Given data
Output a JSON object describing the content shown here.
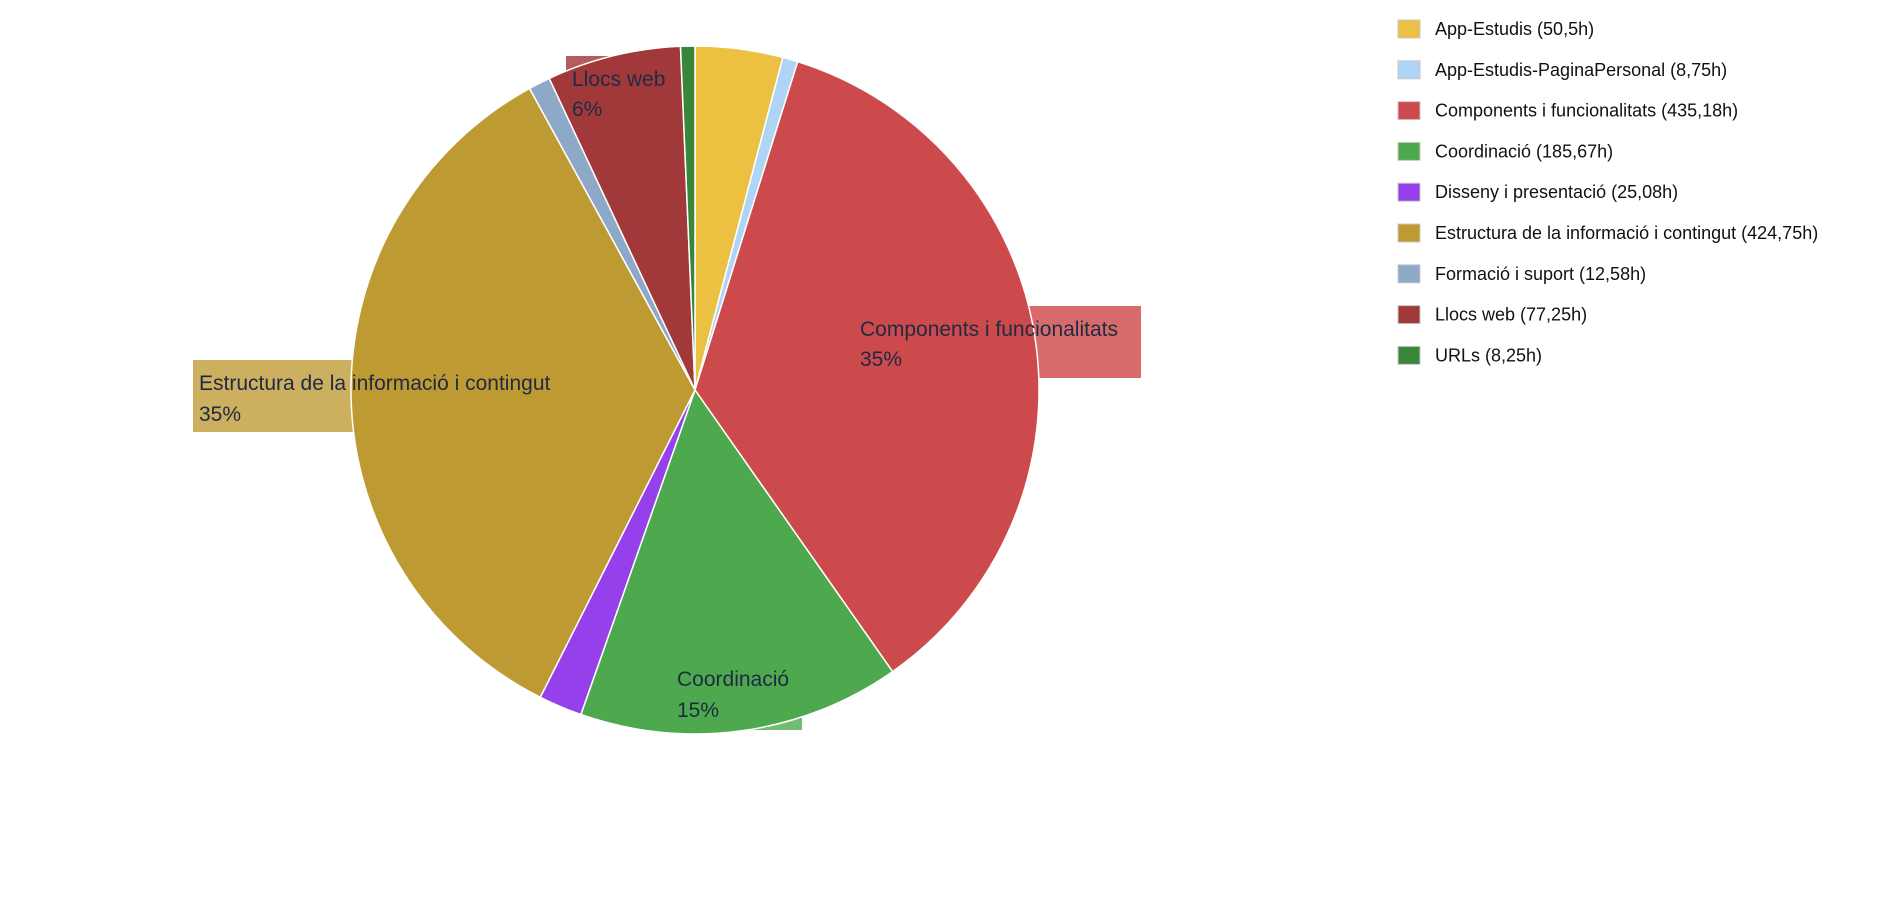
{
  "chart_data": {
    "type": "pie",
    "title": "",
    "legend_position": "top-right",
    "slices": [
      {
        "name": "App-Estudis",
        "value": 50.5,
        "legend": "App-Estudis (50,5h)",
        "color": "#ECC142",
        "label": "",
        "percent": ""
      },
      {
        "name": "App-Estudis-PaginaPersonal",
        "value": 8.75,
        "legend": "App-Estudis-PaginaPersonal (8,75h)",
        "color": "#AED5F5",
        "label": "",
        "percent": ""
      },
      {
        "name": "Components i funcionalitats",
        "value": 435.18,
        "legend": "Components i funcionalitats (435,18h)",
        "color": "#CC4A4B",
        "label": "Components i funcionalitats",
        "percent": "35%",
        "label_bg": "#D86A6A"
      },
      {
        "name": "Coordinació",
        "value": 185.67,
        "legend": "Coordinació (185,67h)",
        "color": "#4EA84E",
        "label": "Coordinació",
        "percent": "15%",
        "label_bg": "#74BC74"
      },
      {
        "name": "Disseny i presentació",
        "value": 25.08,
        "legend": "Disseny i presentació (25,08h)",
        "color": "#9540EA",
        "label": "",
        "percent": ""
      },
      {
        "name": "Estructura de la informació i contingut",
        "value": 424.75,
        "legend": "Estructura de la informació i contingut (424,75h)",
        "color": "#BE9A33",
        "label": "Estructura de la informació i contingut",
        "percent": "35%",
        "label_bg": "#CCAF5F"
      },
      {
        "name": "Formació i suport",
        "value": 12.58,
        "legend": "Formació i suport (12,58h)",
        "color": "#8EA9C8",
        "label": "",
        "percent": ""
      },
      {
        "name": "Llocs web",
        "value": 77.25,
        "legend": "Llocs web (77,25h)",
        "color": "#A1393B",
        "label": "Llocs web",
        "percent": "6%",
        "label_bg": "#B45D60"
      },
      {
        "name": "URLs",
        "value": 8.25,
        "legend": "URLs (8,25h)",
        "color": "#3A873A",
        "label": "",
        "percent": ""
      }
    ]
  }
}
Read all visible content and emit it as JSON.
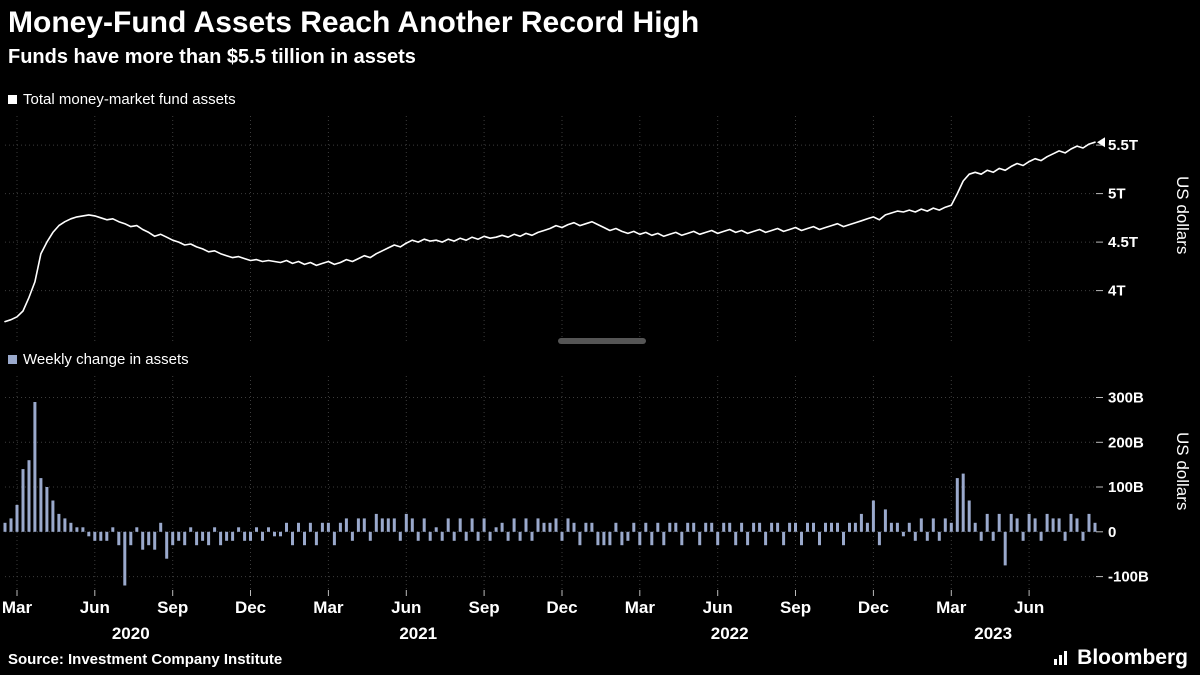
{
  "header": {
    "title": "Money-Fund Assets Reach Another Record High",
    "subtitle": "Funds have more than $5.5 tillion in assets"
  },
  "panels": {
    "top": {
      "legend": "Total money-market fund assets",
      "axis_title": "US dollars"
    },
    "bottom": {
      "legend": "Weekly change in assets",
      "axis_title": "US dollars"
    }
  },
  "footer": {
    "source": "Source: Investment Company Institute",
    "brand": "Bloomberg"
  },
  "colors": {
    "background": "#000000",
    "line": "#ffffff",
    "bar": "#9aa9cc",
    "grid": "#3d3d3d",
    "tick": "#bbbbbb"
  },
  "chart_data": [
    {
      "type": "line",
      "name": "Total money-market fund assets",
      "axis_label": "US dollars",
      "color": "#ffffff",
      "ylim": [
        3.47,
        5.8
      ],
      "yticks": [
        {
          "v": 5.5,
          "label": "5.5T"
        },
        {
          "v": 5.0,
          "label": "5T"
        },
        {
          "v": 4.5,
          "label": "4.5T"
        },
        {
          "v": 4.0,
          "label": "4T"
        }
      ],
      "x_ticks": [
        {
          "label": "Mar",
          "i": 2
        },
        {
          "label": "Jun",
          "i": 15
        },
        {
          "label": "Sep",
          "i": 28
        },
        {
          "label": "Dec",
          "i": 41
        },
        {
          "label": "Mar",
          "i": 54
        },
        {
          "label": "Jun",
          "i": 67
        },
        {
          "label": "Sep",
          "i": 80
        },
        {
          "label": "Dec",
          "i": 93
        },
        {
          "label": "Mar",
          "i": 106
        },
        {
          "label": "Jun",
          "i": 119
        },
        {
          "label": "Sep",
          "i": 132
        },
        {
          "label": "Dec",
          "i": 145
        },
        {
          "label": "Mar",
          "i": 158
        },
        {
          "label": "Jun",
          "i": 171
        }
      ],
      "year_labels": [
        {
          "label": "2020",
          "i": 21
        },
        {
          "label": "2021",
          "i": 69
        },
        {
          "label": "2022",
          "i": 121
        },
        {
          "label": "2023",
          "i": 165
        }
      ],
      "values": [
        3.68,
        3.7,
        3.73,
        3.79,
        3.93,
        4.09,
        4.38,
        4.5,
        4.6,
        4.67,
        4.71,
        4.74,
        4.76,
        4.77,
        4.78,
        4.77,
        4.75,
        4.73,
        4.74,
        4.71,
        4.69,
        4.66,
        4.67,
        4.63,
        4.6,
        4.56,
        4.58,
        4.55,
        4.52,
        4.5,
        4.47,
        4.48,
        4.45,
        4.43,
        4.4,
        4.41,
        4.38,
        4.36,
        4.34,
        4.35,
        4.33,
        4.31,
        4.32,
        4.3,
        4.31,
        4.3,
        4.29,
        4.31,
        4.28,
        4.3,
        4.27,
        4.29,
        4.26,
        4.28,
        4.3,
        4.27,
        4.29,
        4.32,
        4.3,
        4.33,
        4.36,
        4.34,
        4.38,
        4.41,
        4.44,
        4.47,
        4.45,
        4.49,
        4.52,
        4.5,
        4.53,
        4.51,
        4.52,
        4.5,
        4.53,
        4.51,
        4.54,
        4.52,
        4.55,
        4.53,
        4.56,
        4.54,
        4.55,
        4.57,
        4.55,
        4.58,
        4.56,
        4.59,
        4.57,
        4.6,
        4.62,
        4.64,
        4.67,
        4.65,
        4.68,
        4.7,
        4.67,
        4.69,
        4.71,
        4.68,
        4.65,
        4.62,
        4.64,
        4.61,
        4.59,
        4.61,
        4.58,
        4.6,
        4.57,
        4.59,
        4.56,
        4.58,
        4.6,
        4.57,
        4.59,
        4.61,
        4.58,
        4.6,
        4.62,
        4.59,
        4.61,
        4.63,
        4.6,
        4.62,
        4.59,
        4.61,
        4.63,
        4.6,
        4.62,
        4.64,
        4.61,
        4.63,
        4.65,
        4.62,
        4.64,
        4.66,
        4.63,
        4.65,
        4.67,
        4.69,
        4.66,
        4.68,
        4.7,
        4.72,
        4.74,
        4.76,
        4.73,
        4.78,
        4.8,
        4.82,
        4.81,
        4.83,
        4.81,
        4.84,
        4.82,
        4.85,
        4.83,
        4.86,
        4.88,
        5.0,
        5.13,
        5.2,
        5.22,
        5.2,
        5.24,
        5.22,
        5.26,
        5.24,
        5.28,
        5.31,
        5.29,
        5.33,
        5.36,
        5.34,
        5.38,
        5.41,
        5.44,
        5.42,
        5.46,
        5.49,
        5.47,
        5.51,
        5.53
      ]
    },
    {
      "type": "bar",
      "name": "Weekly change in assets",
      "axis_label": "US dollars",
      "color": "#9aa9cc",
      "baseline": 0,
      "ylim": [
        -130,
        348
      ],
      "yticks": [
        {
          "v": 300,
          "label": "300B"
        },
        {
          "v": 200,
          "label": "200B"
        },
        {
          "v": 100,
          "label": "100B"
        },
        {
          "v": 0,
          "label": "0"
        },
        {
          "v": -100,
          "label": "-100B"
        }
      ],
      "values": [
        20,
        30,
        60,
        140,
        160,
        290,
        120,
        100,
        70,
        40,
        30,
        20,
        10,
        10,
        -10,
        -20,
        -20,
        -20,
        10,
        -30,
        -120,
        -30,
        10,
        -40,
        -30,
        -40,
        20,
        -60,
        -30,
        -20,
        -30,
        10,
        -30,
        -20,
        -30,
        10,
        -30,
        -20,
        -20,
        10,
        -20,
        -20,
        10,
        -20,
        10,
        -10,
        -10,
        20,
        -30,
        20,
        -30,
        20,
        -30,
        20,
        20,
        -30,
        20,
        30,
        -20,
        30,
        30,
        -20,
        40,
        30,
        30,
        30,
        -20,
        40,
        30,
        -20,
        30,
        -20,
        10,
        -20,
        30,
        -20,
        30,
        -20,
        30,
        -20,
        30,
        -20,
        10,
        20,
        -20,
        30,
        -20,
        30,
        -20,
        30,
        20,
        20,
        30,
        -20,
        30,
        20,
        -30,
        20,
        20,
        -30,
        -30,
        -30,
        20,
        -30,
        -20,
        20,
        -30,
        20,
        -30,
        20,
        -30,
        20,
        20,
        -30,
        20,
        20,
        -30,
        20,
        20,
        -30,
        20,
        20,
        -30,
        20,
        -30,
        20,
        20,
        -30,
        20,
        20,
        -30,
        20,
        20,
        -30,
        20,
        20,
        -30,
        20,
        20,
        20,
        -30,
        20,
        20,
        40,
        20,
        70,
        -30,
        50,
        20,
        20,
        -10,
        20,
        -20,
        30,
        -20,
        30,
        -20,
        30,
        20,
        120,
        130,
        70,
        20,
        -20,
        40,
        -20,
        40,
        -75,
        40,
        30,
        -20,
        40,
        30,
        -20,
        40,
        30,
        30,
        -20,
        40,
        30,
        -20,
        40,
        20
      ]
    }
  ]
}
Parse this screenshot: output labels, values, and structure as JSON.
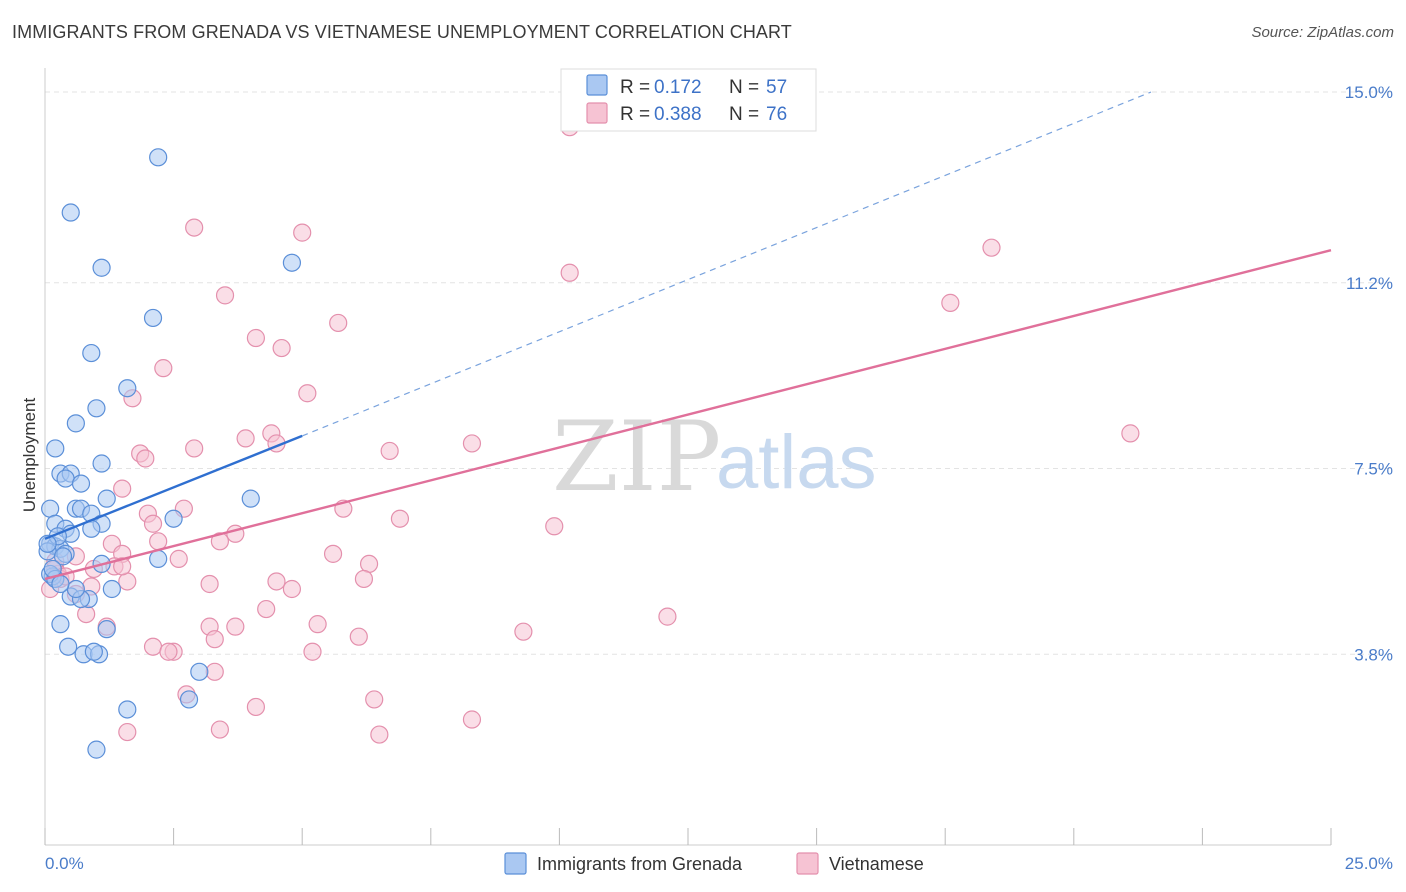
{
  "title": "IMMIGRANTS FROM GRENADA VS VIETNAMESE UNEMPLOYMENT CORRELATION CHART",
  "source": "Source: ZipAtlas.com",
  "watermark": {
    "zip": "ZIP",
    "atlas": "atlas"
  },
  "colors": {
    "blue_fill": "#aac8f2",
    "blue_stroke": "#5b8fd8",
    "blue_line": "#2f6fd0",
    "pink_fill": "#f6c3d3",
    "pink_stroke": "#e490ad",
    "pink_line": "#e0709a",
    "grid": "#e3e3e3",
    "tick_label": "#4a7cc9"
  },
  "legend": {
    "rows": [
      {
        "r_label": "R =",
        "r_value": "0.172",
        "n_label": "N =",
        "n_value": "57"
      },
      {
        "r_label": "R =",
        "r_value": "0.388",
        "n_label": "N =",
        "n_value": "76"
      }
    ]
  },
  "bottom_legend": [
    "Immigrants from Grenada",
    "Vietnamese"
  ],
  "chart_data": {
    "type": "scatter",
    "title": "IMMIGRANTS FROM GRENADA VS VIETNAMESE UNEMPLOYMENT CORRELATION CHART",
    "xlabel": "",
    "ylabel": "Unemployment",
    "xlim": [
      0,
      25
    ],
    "ylim": [
      0,
      15.3
    ],
    "x_tick_labels": [
      "0.0%",
      "25.0%"
    ],
    "y_ticks": [
      3.8,
      7.5,
      11.2,
      15.0
    ],
    "y_tick_labels": [
      "3.8%",
      "7.5%",
      "11.2%",
      "15.0%"
    ],
    "grid": true,
    "legend_position": "top-center",
    "series": [
      {
        "name": "Immigrants from Grenada",
        "r": 0.172,
        "n": 57,
        "trend": {
          "x0": 0,
          "y0": 6.1,
          "x1": 5,
          "y1": 8.15,
          "dashed_to_x": 21.5,
          "dashed_to_y": 15.0
        },
        "points": [
          [
            2.2,
            13.7
          ],
          [
            0.5,
            12.6
          ],
          [
            1.1,
            11.5
          ],
          [
            4.8,
            11.6
          ],
          [
            2.1,
            10.5
          ],
          [
            0.9,
            9.8
          ],
          [
            1.6,
            9.1
          ],
          [
            1.0,
            8.7
          ],
          [
            0.6,
            8.4
          ],
          [
            0.2,
            7.9
          ],
          [
            0.3,
            7.4
          ],
          [
            0.5,
            7.4
          ],
          [
            0.4,
            7.3
          ],
          [
            0.7,
            7.2
          ],
          [
            1.1,
            7.6
          ],
          [
            1.2,
            6.9
          ],
          [
            4.0,
            6.9
          ],
          [
            0.1,
            6.7
          ],
          [
            0.6,
            6.7
          ],
          [
            0.7,
            6.7
          ],
          [
            0.9,
            6.6
          ],
          [
            2.5,
            6.5
          ],
          [
            0.2,
            6.4
          ],
          [
            1.1,
            6.4
          ],
          [
            0.9,
            6.3
          ],
          [
            0.4,
            6.3
          ],
          [
            0.5,
            6.2
          ],
          [
            0.1,
            6.0
          ],
          [
            0.2,
            5.95
          ],
          [
            0.3,
            5.9
          ],
          [
            0.05,
            5.85
          ],
          [
            0.4,
            5.8
          ],
          [
            0.35,
            5.75
          ],
          [
            2.2,
            5.7
          ],
          [
            1.1,
            5.6
          ],
          [
            0.15,
            5.35
          ],
          [
            0.1,
            5.4
          ],
          [
            0.2,
            5.3
          ],
          [
            1.3,
            5.1
          ],
          [
            0.5,
            4.95
          ],
          [
            0.85,
            4.9
          ],
          [
            0.7,
            4.9
          ],
          [
            0.3,
            4.4
          ],
          [
            1.2,
            4.3
          ],
          [
            0.45,
            3.95
          ],
          [
            0.75,
            3.8
          ],
          [
            1.05,
            3.8
          ],
          [
            0.95,
            3.85
          ],
          [
            3.0,
            3.45
          ],
          [
            2.8,
            2.9
          ],
          [
            1.6,
            2.7
          ],
          [
            1.0,
            1.9
          ],
          [
            0.15,
            5.5
          ],
          [
            0.25,
            6.15
          ],
          [
            0.05,
            6.0
          ],
          [
            0.6,
            5.1
          ],
          [
            0.3,
            5.2
          ]
        ]
      },
      {
        "name": "Vietnamese",
        "r": 0.388,
        "n": 76,
        "trend": {
          "x0": 0,
          "y0": 5.3,
          "x1": 25,
          "y1": 11.85
        },
        "points": [
          [
            10.2,
            14.3
          ],
          [
            2.9,
            12.3
          ],
          [
            5.0,
            12.2
          ],
          [
            18.4,
            11.9
          ],
          [
            10.2,
            11.4
          ],
          [
            17.6,
            10.8
          ],
          [
            3.5,
            10.95
          ],
          [
            5.7,
            10.4
          ],
          [
            4.1,
            10.1
          ],
          [
            4.6,
            9.9
          ],
          [
            2.3,
            9.5
          ],
          [
            5.1,
            9.0
          ],
          [
            1.7,
            8.9
          ],
          [
            21.1,
            8.2
          ],
          [
            3.9,
            8.1
          ],
          [
            4.4,
            8.2
          ],
          [
            4.5,
            8.0
          ],
          [
            8.3,
            8.0
          ],
          [
            6.7,
            7.85
          ],
          [
            2.9,
            7.9
          ],
          [
            1.85,
            7.8
          ],
          [
            1.95,
            7.7
          ],
          [
            1.5,
            7.1
          ],
          [
            2.7,
            6.7
          ],
          [
            5.8,
            6.7
          ],
          [
            2.0,
            6.6
          ],
          [
            6.9,
            6.5
          ],
          [
            2.1,
            6.4
          ],
          [
            9.9,
            6.35
          ],
          [
            3.7,
            6.2
          ],
          [
            2.2,
            6.05
          ],
          [
            3.4,
            6.05
          ],
          [
            1.3,
            6.0
          ],
          [
            5.6,
            5.8
          ],
          [
            1.5,
            5.8
          ],
          [
            0.6,
            5.75
          ],
          [
            2.6,
            5.7
          ],
          [
            6.3,
            5.6
          ],
          [
            1.35,
            5.55
          ],
          [
            0.95,
            5.5
          ],
          [
            0.2,
            5.5
          ],
          [
            0.25,
            5.4
          ],
          [
            0.3,
            5.3
          ],
          [
            1.6,
            5.25
          ],
          [
            3.2,
            5.2
          ],
          [
            4.5,
            5.25
          ],
          [
            6.2,
            5.3
          ],
          [
            4.8,
            5.1
          ],
          [
            0.9,
            5.15
          ],
          [
            0.6,
            5.0
          ],
          [
            4.3,
            4.7
          ],
          [
            0.8,
            4.6
          ],
          [
            12.1,
            4.55
          ],
          [
            1.2,
            4.35
          ],
          [
            3.2,
            4.35
          ],
          [
            3.7,
            4.35
          ],
          [
            5.3,
            4.4
          ],
          [
            9.3,
            4.25
          ],
          [
            6.1,
            4.15
          ],
          [
            3.3,
            4.1
          ],
          [
            2.1,
            3.95
          ],
          [
            2.5,
            3.85
          ],
          [
            5.2,
            3.85
          ],
          [
            2.4,
            3.85
          ],
          [
            1.5,
            5.55
          ],
          [
            3.3,
            3.45
          ],
          [
            2.75,
            3.0
          ],
          [
            6.4,
            2.9
          ],
          [
            4.1,
            2.75
          ],
          [
            8.3,
            2.5
          ],
          [
            1.6,
            2.25
          ],
          [
            3.4,
            2.3
          ],
          [
            6.5,
            2.2
          ],
          [
            0.2,
            5.65
          ],
          [
            0.4,
            5.35
          ],
          [
            0.1,
            5.1
          ]
        ]
      }
    ]
  }
}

Stated exercise
List the lines of the records where "Coordinació" occurs.

Correct result
        "name": "Coordinació",
        "legend": "Coordinació (185,67h)",
        "label": "Coordinació",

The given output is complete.